Stored entries:
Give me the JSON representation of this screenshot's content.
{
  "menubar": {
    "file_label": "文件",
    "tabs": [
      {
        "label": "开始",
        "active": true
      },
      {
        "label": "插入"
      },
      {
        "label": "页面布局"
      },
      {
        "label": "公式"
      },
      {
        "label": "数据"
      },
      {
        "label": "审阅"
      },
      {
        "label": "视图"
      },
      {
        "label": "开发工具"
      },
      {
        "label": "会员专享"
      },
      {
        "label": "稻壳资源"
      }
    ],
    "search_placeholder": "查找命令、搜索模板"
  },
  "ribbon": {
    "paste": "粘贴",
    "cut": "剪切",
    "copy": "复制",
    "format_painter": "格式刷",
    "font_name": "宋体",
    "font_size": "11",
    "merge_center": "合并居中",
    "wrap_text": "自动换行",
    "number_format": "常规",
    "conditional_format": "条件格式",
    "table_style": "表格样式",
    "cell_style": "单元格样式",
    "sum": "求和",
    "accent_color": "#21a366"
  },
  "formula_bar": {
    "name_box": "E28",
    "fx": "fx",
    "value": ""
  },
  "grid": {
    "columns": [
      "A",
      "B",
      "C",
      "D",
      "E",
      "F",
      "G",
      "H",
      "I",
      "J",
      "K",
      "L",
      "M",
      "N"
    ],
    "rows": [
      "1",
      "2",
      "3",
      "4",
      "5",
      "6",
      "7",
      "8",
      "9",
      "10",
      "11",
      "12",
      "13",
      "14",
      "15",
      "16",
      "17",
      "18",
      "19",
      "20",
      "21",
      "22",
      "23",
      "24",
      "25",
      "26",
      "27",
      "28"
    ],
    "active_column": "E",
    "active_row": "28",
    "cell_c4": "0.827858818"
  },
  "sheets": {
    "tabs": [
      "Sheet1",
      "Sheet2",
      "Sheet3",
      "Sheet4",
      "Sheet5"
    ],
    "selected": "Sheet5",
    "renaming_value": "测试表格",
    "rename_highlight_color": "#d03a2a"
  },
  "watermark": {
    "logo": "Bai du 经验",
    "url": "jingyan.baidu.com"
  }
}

» **Requirement**: Please output every record, keeping each line exact.

» **Correct answer**:
Give me the JSON representation of this screenshot's content.
{
  "menubar": {
    "file_label": "文件",
    "tabs": [
      {
        "label": "开始",
        "active": true
      },
      {
        "label": "插入"
      },
      {
        "label": "页面布局"
      },
      {
        "label": "公式"
      },
      {
        "label": "数据"
      },
      {
        "label": "审阅"
      },
      {
        "label": "视图"
      },
      {
        "label": "开发工具"
      },
      {
        "label": "会员专享"
      },
      {
        "label": "稻壳资源"
      }
    ],
    "search_placeholder": "查找命令、搜索模板"
  },
  "ribbon": {
    "paste": "粘贴",
    "cut": "剪切",
    "copy": "复制",
    "format_painter": "格式刷",
    "font_name": "宋体",
    "font_size": "11",
    "merge_center": "合并居中",
    "wrap_text": "自动换行",
    "number_format": "常规",
    "conditional_format": "条件格式",
    "table_style": "表格样式",
    "cell_style": "单元格样式",
    "sum": "求和",
    "accent_color": "#21a366"
  },
  "formula_bar": {
    "name_box": "E28",
    "fx": "fx",
    "value": ""
  },
  "grid": {
    "columns": [
      "A",
      "B",
      "C",
      "D",
      "E",
      "F",
      "G",
      "H",
      "I",
      "J",
      "K",
      "L",
      "M",
      "N"
    ],
    "rows": [
      "1",
      "2",
      "3",
      "4",
      "5",
      "6",
      "7",
      "8",
      "9",
      "10",
      "11",
      "12",
      "13",
      "14",
      "15",
      "16",
      "17",
      "18",
      "19",
      "20",
      "21",
      "22",
      "23",
      "24",
      "25",
      "26",
      "27",
      "28"
    ],
    "active_column": "E",
    "active_row": "28",
    "cell_c4": "0.827858818"
  },
  "sheets": {
    "tabs": [
      "Sheet1",
      "Sheet2",
      "Sheet3",
      "Sheet4",
      "Sheet5"
    ],
    "selected": "Sheet5",
    "renaming_value": "测试表格",
    "rename_highlight_color": "#d03a2a"
  },
  "watermark": {
    "logo": "Bai du 经验",
    "url": "jingyan.baidu.com"
  }
}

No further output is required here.